::: Data extract

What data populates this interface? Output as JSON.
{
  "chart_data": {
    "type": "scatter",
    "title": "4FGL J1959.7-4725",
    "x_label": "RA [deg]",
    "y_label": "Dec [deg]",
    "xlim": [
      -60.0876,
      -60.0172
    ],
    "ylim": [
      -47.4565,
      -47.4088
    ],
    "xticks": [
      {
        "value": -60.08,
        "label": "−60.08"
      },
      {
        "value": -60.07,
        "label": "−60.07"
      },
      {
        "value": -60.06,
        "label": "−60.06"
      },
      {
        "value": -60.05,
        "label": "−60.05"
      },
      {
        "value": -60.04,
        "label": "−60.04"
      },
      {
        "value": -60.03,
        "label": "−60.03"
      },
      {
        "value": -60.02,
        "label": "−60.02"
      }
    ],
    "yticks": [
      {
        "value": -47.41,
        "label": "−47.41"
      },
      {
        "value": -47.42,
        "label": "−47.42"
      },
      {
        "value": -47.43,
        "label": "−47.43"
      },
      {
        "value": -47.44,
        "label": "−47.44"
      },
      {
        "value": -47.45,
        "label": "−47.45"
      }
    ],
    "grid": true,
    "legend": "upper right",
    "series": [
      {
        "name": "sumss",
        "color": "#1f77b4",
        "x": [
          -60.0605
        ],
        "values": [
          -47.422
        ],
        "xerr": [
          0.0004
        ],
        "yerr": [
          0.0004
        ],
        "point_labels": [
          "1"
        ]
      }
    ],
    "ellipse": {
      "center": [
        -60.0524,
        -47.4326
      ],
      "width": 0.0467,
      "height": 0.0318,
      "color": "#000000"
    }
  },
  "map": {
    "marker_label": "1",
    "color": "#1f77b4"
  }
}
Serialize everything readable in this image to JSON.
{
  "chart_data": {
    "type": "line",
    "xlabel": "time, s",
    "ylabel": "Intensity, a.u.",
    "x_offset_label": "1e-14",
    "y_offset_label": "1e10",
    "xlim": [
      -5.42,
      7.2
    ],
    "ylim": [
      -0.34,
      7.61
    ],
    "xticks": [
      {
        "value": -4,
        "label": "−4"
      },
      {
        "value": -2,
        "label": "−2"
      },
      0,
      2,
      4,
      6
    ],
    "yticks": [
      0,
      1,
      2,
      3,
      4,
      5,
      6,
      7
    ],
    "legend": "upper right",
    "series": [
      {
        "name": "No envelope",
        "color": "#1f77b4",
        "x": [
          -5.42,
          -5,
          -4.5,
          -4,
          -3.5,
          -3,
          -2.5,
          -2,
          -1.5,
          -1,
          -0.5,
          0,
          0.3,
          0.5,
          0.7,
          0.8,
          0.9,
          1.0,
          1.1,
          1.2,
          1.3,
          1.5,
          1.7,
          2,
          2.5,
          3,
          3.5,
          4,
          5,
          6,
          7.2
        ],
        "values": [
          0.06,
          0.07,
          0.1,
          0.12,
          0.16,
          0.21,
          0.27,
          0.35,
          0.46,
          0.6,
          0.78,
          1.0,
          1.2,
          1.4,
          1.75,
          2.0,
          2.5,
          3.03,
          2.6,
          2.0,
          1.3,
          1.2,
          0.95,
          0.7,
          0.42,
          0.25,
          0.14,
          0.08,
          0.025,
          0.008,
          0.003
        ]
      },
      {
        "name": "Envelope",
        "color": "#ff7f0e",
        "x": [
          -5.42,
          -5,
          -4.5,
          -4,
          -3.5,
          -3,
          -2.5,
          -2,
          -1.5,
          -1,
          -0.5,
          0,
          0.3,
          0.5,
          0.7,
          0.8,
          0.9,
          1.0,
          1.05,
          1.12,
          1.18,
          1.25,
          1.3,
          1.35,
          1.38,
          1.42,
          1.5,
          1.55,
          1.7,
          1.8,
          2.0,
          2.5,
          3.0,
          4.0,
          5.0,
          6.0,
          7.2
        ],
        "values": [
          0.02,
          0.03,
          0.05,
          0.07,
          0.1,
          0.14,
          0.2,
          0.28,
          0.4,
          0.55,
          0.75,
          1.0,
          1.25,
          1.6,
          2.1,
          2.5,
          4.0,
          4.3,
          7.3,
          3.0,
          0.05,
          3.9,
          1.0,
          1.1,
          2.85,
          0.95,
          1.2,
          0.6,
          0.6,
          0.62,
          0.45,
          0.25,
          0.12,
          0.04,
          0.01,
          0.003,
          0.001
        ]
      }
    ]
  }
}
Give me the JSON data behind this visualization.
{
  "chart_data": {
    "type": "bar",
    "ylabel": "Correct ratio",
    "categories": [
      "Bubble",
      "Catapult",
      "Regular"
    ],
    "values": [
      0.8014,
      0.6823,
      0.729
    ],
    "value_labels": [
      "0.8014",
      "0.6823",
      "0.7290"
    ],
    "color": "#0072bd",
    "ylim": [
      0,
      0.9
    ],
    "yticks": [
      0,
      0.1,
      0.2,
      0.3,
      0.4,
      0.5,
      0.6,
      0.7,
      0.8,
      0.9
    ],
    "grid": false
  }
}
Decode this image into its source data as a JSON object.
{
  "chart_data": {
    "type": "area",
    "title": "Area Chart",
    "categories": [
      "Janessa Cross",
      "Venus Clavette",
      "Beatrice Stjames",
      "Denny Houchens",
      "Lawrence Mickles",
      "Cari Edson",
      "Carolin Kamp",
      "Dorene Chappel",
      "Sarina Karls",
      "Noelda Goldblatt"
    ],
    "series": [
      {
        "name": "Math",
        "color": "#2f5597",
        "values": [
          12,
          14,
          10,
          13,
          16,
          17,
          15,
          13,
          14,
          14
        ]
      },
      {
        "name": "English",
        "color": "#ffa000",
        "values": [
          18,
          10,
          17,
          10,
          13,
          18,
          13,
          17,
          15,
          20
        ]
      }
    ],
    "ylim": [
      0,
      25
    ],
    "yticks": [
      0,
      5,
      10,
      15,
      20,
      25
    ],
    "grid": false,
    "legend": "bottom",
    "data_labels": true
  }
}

::::::

## [What needs to be done]
Exactly reproduce the lines beginning with the one that contains "Decode this image" and ending with the last line of the material, both included. Leave out everything else.

## [Exercise solution]
Decode this image into its source data as a JSON object.
{
  "chart_data": {
    "type": "area",
    "title": "Area Chart",
    "categories": [
      "Janessa Cross",
      "Venus Clavette",
      "Beatrice Stjames",
      "Denny Houchens",
      "Lawrence Mickles",
      "Cari Edson",
      "Carolin Kamp",
      "Dorene Chappel",
      "Sarina Karls",
      "Noelda Goldblatt"
    ],
    "series": [
      {
        "name": "Math",
        "color": "#2f5597",
        "values": [
          12,
          14,
          10,
          13,
          16,
          17,
          15,
          13,
          14,
          14
        ]
      },
      {
        "name": "English",
        "color": "#ffa000",
        "values": [
          18,
          10,
          17,
          10,
          13,
          18,
          13,
          17,
          15,
          20
        ]
      }
    ],
    "ylim": [
      0,
      25
    ],
    "yticks": [
      0,
      5,
      10,
      15,
      20,
      25
    ],
    "grid": false,
    "legend": "bottom",
    "data_labels": true
  }
}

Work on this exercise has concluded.